======== Material for this exercise

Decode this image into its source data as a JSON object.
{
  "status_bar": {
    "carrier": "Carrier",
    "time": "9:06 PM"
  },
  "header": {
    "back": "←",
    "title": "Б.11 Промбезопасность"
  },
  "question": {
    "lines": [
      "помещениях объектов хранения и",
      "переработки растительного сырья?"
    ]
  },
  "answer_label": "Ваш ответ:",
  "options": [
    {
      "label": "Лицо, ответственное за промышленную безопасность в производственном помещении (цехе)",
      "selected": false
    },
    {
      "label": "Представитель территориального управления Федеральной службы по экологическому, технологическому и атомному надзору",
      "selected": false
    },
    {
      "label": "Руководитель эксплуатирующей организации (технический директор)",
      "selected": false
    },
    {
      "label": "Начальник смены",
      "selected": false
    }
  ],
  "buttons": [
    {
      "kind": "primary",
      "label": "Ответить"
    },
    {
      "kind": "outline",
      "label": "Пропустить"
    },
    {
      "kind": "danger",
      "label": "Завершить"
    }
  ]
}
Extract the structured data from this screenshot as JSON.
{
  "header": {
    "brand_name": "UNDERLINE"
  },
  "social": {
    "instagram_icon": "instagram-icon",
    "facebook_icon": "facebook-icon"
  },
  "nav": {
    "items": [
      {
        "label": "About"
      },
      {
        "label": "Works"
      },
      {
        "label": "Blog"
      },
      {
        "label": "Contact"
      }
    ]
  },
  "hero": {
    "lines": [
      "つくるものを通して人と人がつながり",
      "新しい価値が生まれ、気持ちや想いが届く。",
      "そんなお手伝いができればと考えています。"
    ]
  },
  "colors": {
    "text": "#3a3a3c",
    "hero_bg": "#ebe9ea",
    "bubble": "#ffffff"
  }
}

================

▸ **Short problem**: Using the material above, print every entry exactly as written.

▸ **Solution for this problem**:
Decode this image into its source data as a JSON object.
{
  "status_bar": {
    "carrier": "Carrier",
    "time": "9:06 PM"
  },
  "header": {
    "back": "←",
    "title": "Б.11 Промбезопасность"
  },
  "question": {
    "lines": [
      "помещениях объектов хранения и",
      "переработки растительного сырья?"
    ]
  },
  "answer_label": "Ваш ответ:",
  "options": [
    {
      "label": "Лицо, ответственное за промышленную безопасность в производственном помещении (цехе)",
      "selected": false
    },
    {
      "label": "Представитель территориального управления Федеральной службы по экологическому, технологическому и атомному надзору",
      "selected": false
    },
    {
      "label": "Руководитель эксплуатирующей организации (технический директор)",
      "selected": false
    },
    {
      "label": "Начальник смены",
      "selected": false
    }
  ],
  "buttons": [
    {
      "kind": "primary",
      "label": "Ответить"
    },
    {
      "kind": "outline",
      "label": "Пропустить"
    },
    {
      "kind": "danger",
      "label": "Завершить"
    }
  ]
}
Extract the structured data from this screenshot as JSON.
{
  "header": {
    "brand_name": "UNDERLINE"
  },
  "social": {
    "instagram_icon": "instagram-icon",
    "facebook_icon": "facebook-icon"
  },
  "nav": {
    "items": [
      {
        "label": "About"
      },
      {
        "label": "Works"
      },
      {
        "label": "Blog"
      },
      {
        "label": "Contact"
      }
    ]
  },
  "hero": {
    "lines": [
      "つくるものを通して人と人がつながり",
      "新しい価値が生まれ、気持ちや想いが届く。",
      "そんなお手伝いができればと考えています。"
    ]
  },
  "colors": {
    "text": "#3a3a3c",
    "hero_bg": "#ebe9ea",
    "bubble": "#ffffff"
  }
}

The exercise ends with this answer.